TASK DESCRIPTION> Which lines in the records below contain the word "AGUASCLARAS"? Copy each of them.
--------
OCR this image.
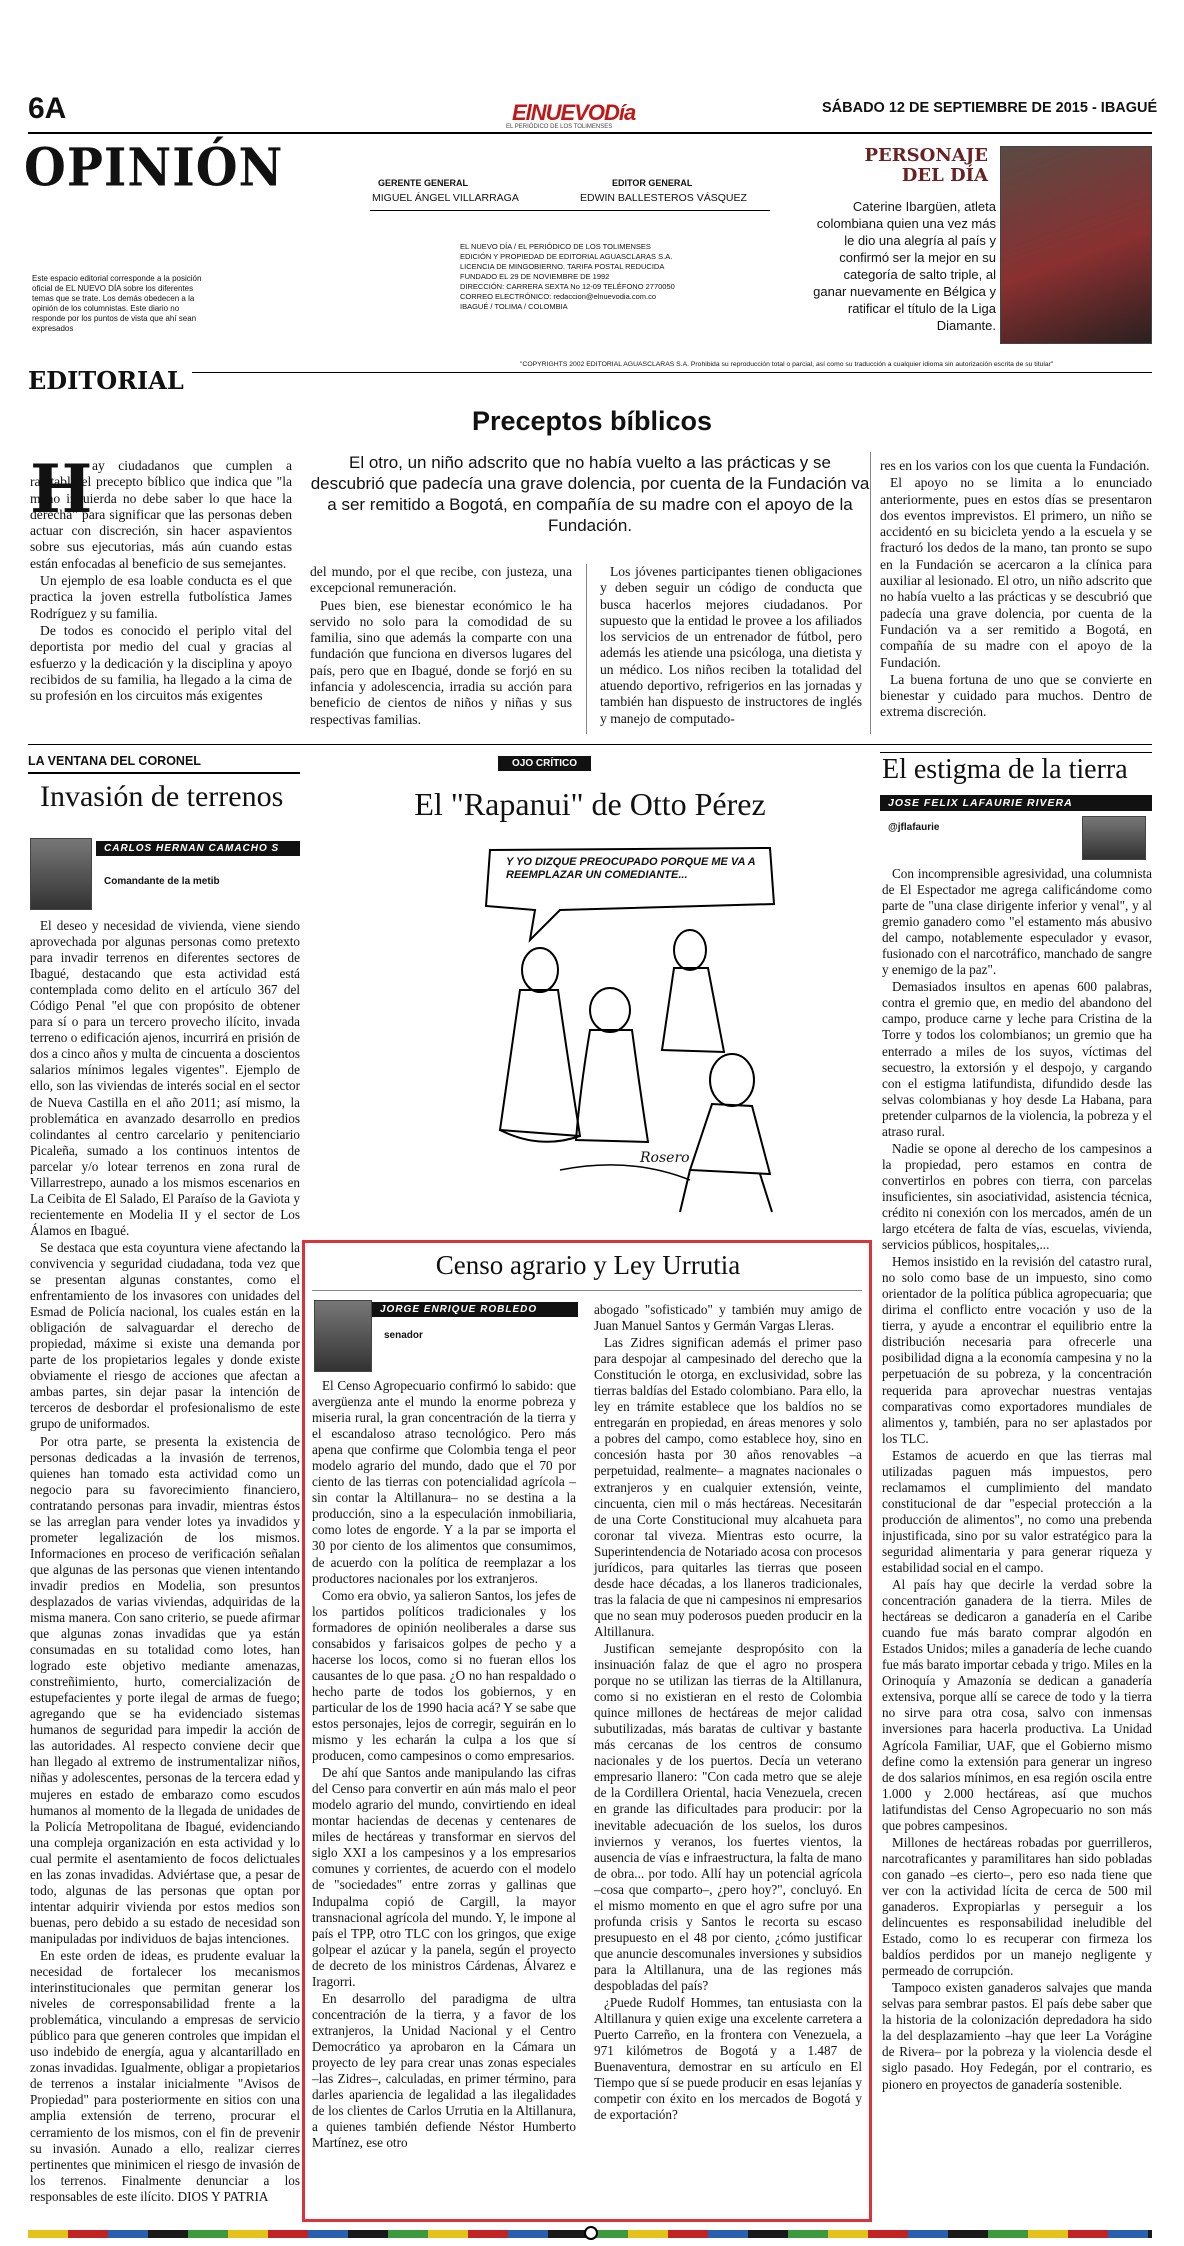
6A	ElNUEVODía
EL PERIÓDICO DE LOS TOLIMENSES
SÁBADO 12 DE SEPTIEMBRE DE 2015 - IBAGUÉ
OPINIÓN	GERENTE GENERAL
MIGUEL ÁNGEL VILLARRAGA
EDITOR GENERAL
EDWIN BALLESTEROS VÁSQUEZ
EL NUEVO DÍA / EL PERIÓDICO DE LOS TOLIMENSES
EDICIÓN Y PROPIEDAD DE EDITORIAL AGUASCLARAS S.A.
LICENCIA DE MINGOBIERNO. TARIFA POSTAL REDUCIDA
FUNDADO EL 29 DE NOVIEMBRE DE 1992
DIRECCIÓN: CARRERA SEXTA No 12-09 TELÉFONO 2770050
CORREO ELECTRÓNICO: redaccion@elnuevodia.com.co
IBAGUÉ / TOLIMA / COLOMBIA
Este espacio editorial corresponde a la posición oficial de EL NUEVO DÍA sobre los diferentes temas que se trate. Los demás obedecen a la opinión de los columnistas. Este diario no responde por los puntos de vista que ahí sean expresados
PERSONAJE
DEL DÍA
Caterine Ibargüen, atleta colombiana quien una vez más le dio una alegría al país y confirmó ser la mejor en su categoría de salto triple, al ganar nuevamente en Bélgica y ratificar el título de la Liga Diamante.
"COPYRIGHTS 2002 EDITORIAL AGUASCLARAS S.A. Prohibida su reproducción total o parcial, así como su traducción a cualquier idioma sin autorización escrita de su titular"
EDITORIAL
Preceptos bíblicos
El otro, un niño adscrito que no había vuelto a las prácticas y se descubrió que padecía una grave dolencia, por cuenta de la Fundación va a ser remitido a Bogotá, en compañía de su madre con el apoyo de la Fundación.
H ay ciudadanos que cumplen a rajatabla el precepto bíblico que indica que "la mano izquierda no debe saber lo que hace la derecha" para significar que las personas deben actuar con discreción, sin hacer aspavientos sobre sus ejecutorias, más aún cuando estas están enfocadas al beneficio de sus semejantes.

Un ejemplo de esa loable conducta es el que practica la joven estrella futbolística James Rodríguez y su familia.

De todos es conocido el periplo vital del deportista por medio del cual y gracias al esfuerzo y la dedicación y la disciplina y apoyo recibidos de su familia, ha llegado a la cima de su profesión en los circuitos más exigentes

del mundo, por el que recibe, con justeza, una excepcional remuneración.

Pues bien, ese bienestar económico le ha servido no solo para la comodidad de su familia, sino que además la comparte con una fundación que funciona en diversos lugares del país, pero que en Ibagué, donde se forjó en su infancia y adolescencia, irradia su acción para beneficio de cientos de niños y niñas y sus respectivas familias.

Los jóvenes participantes tienen obligaciones y deben seguir un código de conducta que busca hacerlos mejores ciudadanos. Por supuesto que la entidad le provee a los afiliados los servicios de un entrenador de fútbol, pero además les atiende una psicóloga, una dietista y un médico. Los niños reciben la totalidad del atuendo deportivo, refrigerios en las jornadas y también han dispuesto de instructores de inglés y manejo de computado-

res en los varios con los que cuenta la Fundación.

El apoyo no se limita a lo enunciado anteriormente, pues en estos días se presentaron dos eventos imprevistos. El primero, un niño se accidentó en su bicicleta yendo a la escuela y se fracturó los dedos de la mano, tan pronto se supo en la Fundación se acercaron a la clínica para auxiliar al lesionado. El otro, un niño adscrito que no había vuelto a las prácticas y se descubrió que padecía una grave dolencia, por cuenta de la Fundación va a ser remitido a Bogotá, en compañía de su madre con el apoyo de la Fundación.

La buena fortuna de uno que se convierte en bienestar y cuidado para muchos. Dentro de extrema discreción.

LA VENTANA DEL CORONEL
Invasión de terrenos
CARLOS HERNAN CAMACHO S
Comandante de la metib

El deseo y necesidad de vivienda, viene siendo aprovechada por algunas personas como pretexto para invadir terrenos en diferentes sectores de Ibagué, destacando que esta actividad está contemplada como delito en el artículo 367 del Código Penal "el que con propósito de obtener para sí o para un tercero provecho ilícito, invada terreno o edificación ajenos, incurrirá en prisión de dos a cinco años y multa de cincuenta a doscientos salarios mínimos legales vigentes". Ejemplo de ello, son las viviendas de interés social en el sector de Nueva Castilla en el año 2011; así mismo, la problemática en avanzado desarrollo en predios colindantes al centro carcelario y penitenciario Picaleña, sumado a los continuos intentos de parcelar y/o lotear terrenos en zona rural de Villarrestrepo, aunado a los mismos escenarios en La Ceibita de El Salado, El Paraíso de la Gaviota y recientemente en Modelia II y el sector de Los Álamos en Ibagué.

Se destaca que esta coyuntura viene afectando la convivencia y seguridad ciudadana, toda vez que se presentan algunas constantes, como el enfrentamiento de los invasores con unidades del Esmad de Policía nacional, los cuales están en la obligación de salvaguardar el derecho de propiedad, máxime si existe una demanda por parte de los propietarios legales y donde existe obviamente el riesgo de acciones que afectan a ambas partes, sin dejar pasar la intención de terceros de desbordar el profesionalismo de este grupo de uniformados.

Por otra parte, se presenta la existencia de personas dedicadas a la invasión de terrenos, quienes han tomado esta actividad como un negocio para su favorecimiento financiero, contratando personas para invadir, mientras éstos se las arreglan para vender lotes ya invadidos y prometer legalización de los mismos. Informaciones en proceso de verificación señalan que algunas de las personas que vienen intentando invadir predios en Modelia, son presuntos desplazados de varias viviendas, adquiridas de la misma manera. Con sano criterio, se puede afirmar que algunas zonas invadidas que ya están consumadas en su totalidad como lotes, han logrado este objetivo mediante amenazas, constreñimiento, hurto, comercialización de estupefacientes y porte ilegal de armas de fuego; agregando que se ha evidenciado sistemas humanos de seguridad para impedir la acción de las autoridades. Al respecto conviene decir que han llegado al extremo de instrumentalizar niños, niñas y adolescentes, personas de la tercera edad y mujeres en estado de embarazo como escudos humanos al momento de la llegada de unidades de la Policía Metropolitana de Ibagué, evidenciando una compleja organización en esta actividad y lo cual permite el asentamiento de focos delictuales en las zonas invadidas. Adviértase que, a pesar de todo, algunas de las personas que optan por intentar adquirir vivienda por estos medios son buenas, pero debido a su estado de necesidad son manipuladas por individuos de bajas intenciones.

En este orden de ideas, es prudente evaluar la necesidad de fortalecer los mecanismos interinstitucionales que permitan generar los niveles de corresponsabilidad frente a la problemática, vinculando a empresas de servicio público para que generen controles que impidan el uso indebido de energía, agua y alcantarillado en zonas invadidas. Igualmente, obligar a propietarios de terrenos a instalar inicialmente "Avisos de Propiedad" para posteriormente en sitios con una amplia extensión de terreno, procurar el cerramiento de los mismos, con el fin de prevenir su invasión. Aunado a ello, realizar cierres pertinentes que minimicen el riesgo de invasión de los terrenos. Finalmente denunciar a los responsables de este ilícito. DIOS Y PATRIA

OJO CRÍTICO
El "Rapanui" de Otto Pérez
Y YO DIZQUE PREOCUPADO PORQUE ME VA A REEMPLAZAR UN COMEDIANTE...
Rosero
Censo agrario y Ley Urrutia
JORGE ENRIQUE ROBLEDO
senador

El Censo Agropecuario confirmó lo sabido: que avergüenza ante el mundo la enorme pobreza y miseria rural, la gran concentración de la tierra y el escandaloso atraso tecnológico. Pero más apena que confirme que Colombia tenga el peor modelo agrario del mundo, dado que el 70 por ciento de las tierras con potencialidad agrícola –sin contar la Altillanura– no se destina a la producción, sino a la especulación inmobiliaria, como lotes de engorde. Y a la par se importa el 30 por ciento de los alimentos que consumimos, de acuerdo con la política de reemplazar a los productores nacionales por los extranjeros.

Como era obvio, ya salieron Santos, los jefes de los partidos políticos tradicionales y los formadores de opinión neoliberales a darse sus consabidos y farisaicos golpes de pecho y a hacerse los locos, como si no fueran ellos los causantes de lo que pasa. ¿O no han respaldado o hecho parte de todos los gobiernos, y en particular de los de 1990 hacia acá? Y se sabe que estos personajes, lejos de corregir, seguirán en lo mismo y les echarán la culpa a los que sí producen, como campesinos o como empresarios.

De ahí que Santos ande manipulando las cifras del Censo para convertir en aún más malo el peor modelo agrario del mundo, convirtiendo en ideal montar haciendas de decenas y centenares de miles de hectáreas y transformar en siervos del siglo XXI a los campesinos y a los empresarios comunes y corrientes, de acuerdo con el modelo de "sociedades" entre zorras y gallinas que Indupalma copió de Cargill, la mayor transnacional agrícola del mundo. Y, le impone al país el TPP, otro TLC con los gringos, que exige golpear el azúcar y la panela, según el proyecto de decreto de los ministros Cárdenas, Álvarez e Iragorri.

En desarrollo del paradigma de ultra concentración de la tierra, y a favor de los extranjeros, la Unidad Nacional y el Centro Democrático ya aprobaron en la Cámara un proyecto de ley para crear unas zonas especiales –las Zidres–, calculadas, en primer término, para darles apariencia de legalidad a las ilegalidades de los clientes de Carlos Urrutia en la Altillanura, a quienes también defiende Néstor Humberto Martínez, ese otro

abogado "sofisticado" y también muy amigo de Juan Manuel Santos y Germán Vargas Lleras.

Las Zidres significan además el primer paso para despojar al campesinado del derecho que la Constitución le otorga, en exclusividad, sobre las tierras baldías del Estado colombiano. Para ello, la ley en trámite establece que los baldíos no se entregarán en propiedad, en áreas menores y solo a pobres del campo, como establece hoy, sino en concesión hasta por 30 años renovables –a perpetuidad, realmente– a magnates nacionales o extranjeros y en cualquier extensión, veinte, cincuenta, cien mil o más hectáreas. Necesitarán de una Corte Constitucional muy alcahueta para coronar tal viveza. Mientras esto ocurre, la Superintendencia de Notariado acosa con procesos jurídicos, para quitarles las tierras que poseen desde hace décadas, a los llaneros tradicionales, tras la falacia de que ni campesinos ni empresarios que no sean muy poderosos pueden producir en la Altillanura.

Justifican semejante despropósito con la insinuación falaz de que el agro no prospera porque no se utilizan las tierras de la Altillanura, como si no existieran en el resto de Colombia quince millones de hectáreas de mejor calidad subutilizadas, más baratas de cultivar y bastante más cercanas de los centros de consumo nacionales y de los puertos. Decía un veterano empresario llanero: "Con cada metro que se aleje de la Cordillera Oriental, hacia Venezuela, crecen en grande las dificultades para producir: por la inevitable adecuación de los suelos, los duros inviernos y veranos, los fuertes vientos, la ausencia de vías e infraestructura, la falta de mano de obra... por todo. Allí hay un potencial agrícola –cosa que comparto–, ¿pero hoy?", concluyó. En el mismo momento en que el agro sufre por una profunda crisis y Santos le recorta su escaso presupuesto en el 48 por ciento, ¿cómo justificar que anuncie descomunales inversiones y subsidios para la Altillanura, una de las regiones más despobladas del país?

¿Puede Rudolf Hommes, tan entusiasta con la Altillanura y quien exige una excelente carretera a Puerto Carreño, en la frontera con Venezuela, a 971 kilómetros de Bogotá y a 1.487 de Buenaventura, demostrar en su artículo en El Tiempo que sí se puede producir en esas lejanías y competir con éxito en los mercados de Bogotá y de exportación?

El estigma de la tierra
JOSE FELIX LAFAURIE RIVERA
@jflafaurie

Con incomprensible agresividad, una columnista de El Espectador me agrega calificándome como parte de "una clase dirigente inferior y venal", y al gremio ganadero como "el estamento más abusivo del campo, notablemente especulador y evasor, fusionado con el narcotráfico, manchado de sangre y enemigo de la paz".

Demasiados insultos en apenas 600 palabras, contra el gremio que, en medio del abandono del campo, produce carne y leche para Cristina de la Torre y todos los colombianos; un gremio que ha enterrado a miles de los suyos, víctimas del secuestro, la extorsión y el despojo, y cargando con el estigma latifundista, difundido desde las selvas colombianas y hoy desde La Habana, para pretender culparnos de la violencia, la pobreza y el atraso rural.

Nadie se opone al derecho de los campesinos a la propiedad, pero estamos en contra de convertirlos en pobres con tierra, con parcelas insuficientes, sin asociatividad, asistencia técnica, crédito ni conexión con los mercados, amén de un largo etcétera de falta de vías, escuelas, vivienda, servicios públicos, hospitales,...

Hemos insistido en la revisión del catastro rural, no solo como base de un impuesto, sino como orientador de la política pública agropecuaria; que dirima el conflicto entre vocación y uso de la tierra, y ayude a encontrar el equilibrio entre la distribución necesaria para ofrecerle una posibilidad digna a la economía campesina y no la perpetuación de su pobreza, y la concentración requerida para aprovechar nuestras ventajas comparativas como exportadores mundiales de alimentos y, también, para no ser aplastados por los TLC.

Estamos de acuerdo en que las tierras mal utilizadas paguen más impuestos, pero reclamamos el cumplimiento del mandato constitucional de dar "especial protección a la producción de alimentos", no como una prebenda injustificada, sino por su valor estratégico para la seguridad alimentaria y para generar riqueza y estabilidad social en el campo.

Al país hay que decirle la verdad sobre la concentración ganadera de la tierra. Miles de hectáreas se dedicaron a ganadería en el Caribe cuando fue más barato comprar algodón en Estados Unidos; miles a ganadería de leche cuando fue más barato importar cebada y trigo. Miles en la Orinoquía y Amazonía se dedican a ganadería extensiva, porque allí se carece de todo y la tierra no sirve para otra cosa, salvo con inmensas inversiones para hacerla productiva. La Unidad Agrícola Familiar, UAF, que el Gobierno mismo define como la extensión para generar un ingreso de dos salarios mínimos, en esa región oscila entre 1.000 y 2.000 hectáreas, así que muchos latifundistas del Censo Agropecuario no son más que pobres campesinos.

Millones de hectáreas robadas por guerrilleros, narcotraficantes y paramilitares han sido pobladas con ganado –es cierto–, pero eso nada tiene que ver con la actividad lícita de cerca de 500 mil ganaderos. Expropiarlas y perseguir a los delincuentes es responsabilidad ineludible del Estado, como lo es recuperar con firmeza los baldíos perdidos por un manejo negligente y permeado de corrupción.

Tampoco existen ganaderos salvajes que manda selvas para sembrar pastos. El país debe saber que la historia de la colonización depredadora ha sido la del desplazamiento –hay que leer La Vorágine de Rivera– por la pobreza y la violencia desde el siglo pasado. Hoy Fedegán, por el contrario, es pionero en proyectos de ganadería sostenible.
--------
CORRECT RESULT>
EDICIÓN Y PROPIEDAD DE EDITORIAL AGUASCLARAS S.A.
"COPYRIGHTS 2002 EDITORIAL AGUASCLARAS S.A. Prohibida su reproducción total o parcial, así como su traducción a cualquier idioma sin autorización escrita de su titular"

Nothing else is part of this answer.